RAW DATA -
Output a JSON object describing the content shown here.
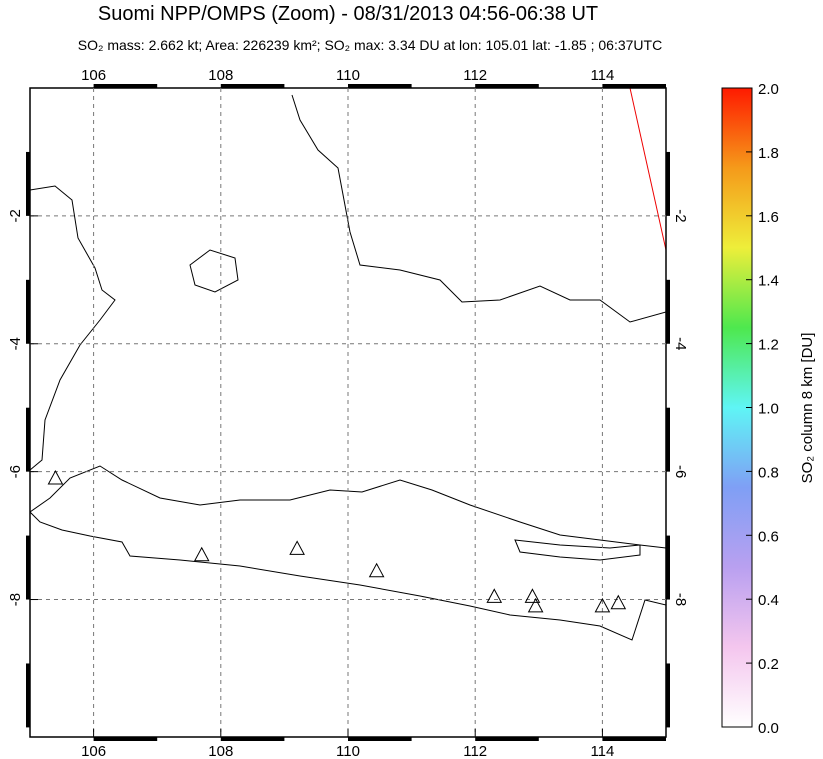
{
  "chart_data": {
    "type": "map",
    "title": "Suomi NPP/OMPS (Zoom) - 08/31/2013 04:56-06:38 UT",
    "subtitle": "SO₂ mass: 2.662 kt; Area: 226239 km²; SO₂ max: 3.34 DU at lon: 105.01 lat: -1.85 ; 06:37UTC",
    "colorbar_label": "SO₂ column 8 km [DU]",
    "xlim": [
      105,
      115
    ],
    "xticks": [
      106,
      108,
      110,
      112,
      114
    ],
    "ylim": [
      -10.15,
      0
    ],
    "yticks": [
      -2,
      -4,
      -6,
      -8
    ],
    "grid": true,
    "colorbar_lim": [
      0,
      2
    ],
    "colorbar_ticks": [
      {
        "value": 0,
        "label": "0.0"
      },
      {
        "value": 0.2,
        "label": "0.2"
      },
      {
        "value": 0.4,
        "label": "0.4"
      },
      {
        "value": 0.6,
        "label": "0.6"
      },
      {
        "value": 0.8,
        "label": "0.8"
      },
      {
        "value": 1,
        "label": "1.0"
      },
      {
        "value": 1.2,
        "label": "1.2"
      },
      {
        "value": 1.4,
        "label": "1.4"
      },
      {
        "value": 1.6,
        "label": "1.6"
      },
      {
        "value": 1.8,
        "label": "1.8"
      },
      {
        "value": 2,
        "label": "2.0"
      }
    ],
    "colors": [
      "#ffffff",
      "#f4c6ee",
      "#b9a0f0",
      "#7f9ff5",
      "#5ff5f5",
      "#4ee84e",
      "#eeee3a",
      "#f59a1a",
      "#ff1a00"
    ],
    "volcanoes": {
      "lon": [
        105.4,
        107.7,
        109.2,
        110.45,
        112.3,
        112.9,
        112.95,
        114.0,
        114.25
      ],
      "lat": [
        -6.1,
        -7.3,
        -7.2,
        -7.55,
        -7.95,
        -7.95,
        -8.1,
        -8.1,
        -8.05
      ]
    }
  }
}
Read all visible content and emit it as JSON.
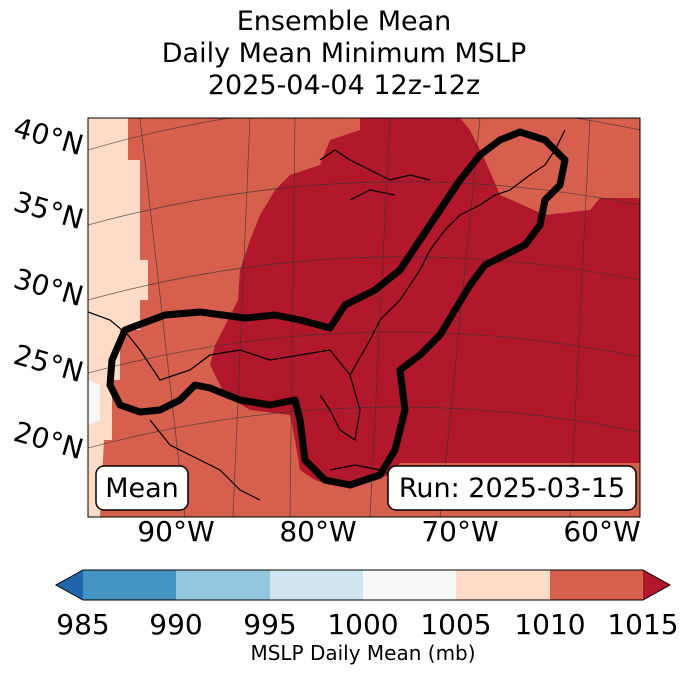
{
  "title": {
    "line1": "Ensemble Mean",
    "line2": "Daily Mean Minimum MSLP",
    "line3": "2025-04-04 12z-12z"
  },
  "map": {
    "lat_labels": [
      "40°N",
      "35°N",
      "30°N",
      "25°N",
      "20°N"
    ],
    "lon_labels": [
      "90°W",
      "80°W",
      "70°W",
      "60°W"
    ],
    "mean_label": "Mean",
    "run_label": "Run: 2025-03-15",
    "contour_icon": "contour-outline",
    "fill_colors": {
      "1005-1010": "#fddbc7",
      "1010-1015": "#d6604d",
      "over-1015": "#b2182b",
      "1000-1005": "#f7f7f7"
    }
  },
  "colorbar": {
    "ticks": [
      "985",
      "990",
      "995",
      "1000",
      "1005",
      "1010",
      "1015"
    ],
    "colors": [
      "#2166ac",
      "#4393c3",
      "#92c5de",
      "#d1e5f0",
      "#f7f7f7",
      "#fddbc7",
      "#d6604d",
      "#b2182b"
    ],
    "label": "MSLP Daily Mean (mb)"
  }
}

REQUEST - A line counts if it holds the word "content". Work out how many lines in the listing count, and give only that number.

WRITTEN SOLUTION - 2